Answer with one number: how many lines hold "valuation".

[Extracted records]
*-*-*

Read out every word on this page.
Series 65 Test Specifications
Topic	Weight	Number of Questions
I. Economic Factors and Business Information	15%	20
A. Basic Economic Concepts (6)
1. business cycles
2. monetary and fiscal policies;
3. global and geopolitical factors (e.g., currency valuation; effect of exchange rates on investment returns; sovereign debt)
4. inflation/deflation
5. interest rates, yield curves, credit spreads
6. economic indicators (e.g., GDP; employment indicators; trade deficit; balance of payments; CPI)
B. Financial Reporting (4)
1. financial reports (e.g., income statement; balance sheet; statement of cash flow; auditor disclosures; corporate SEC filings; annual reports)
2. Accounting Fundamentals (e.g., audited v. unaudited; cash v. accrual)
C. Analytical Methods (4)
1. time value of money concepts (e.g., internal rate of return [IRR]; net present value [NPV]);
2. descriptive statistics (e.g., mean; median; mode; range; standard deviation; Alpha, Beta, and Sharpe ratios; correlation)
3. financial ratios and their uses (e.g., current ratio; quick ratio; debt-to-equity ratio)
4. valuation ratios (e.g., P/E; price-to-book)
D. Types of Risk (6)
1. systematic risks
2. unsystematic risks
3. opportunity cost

*-*-*

SOLUTION TO THIS TASK ->
2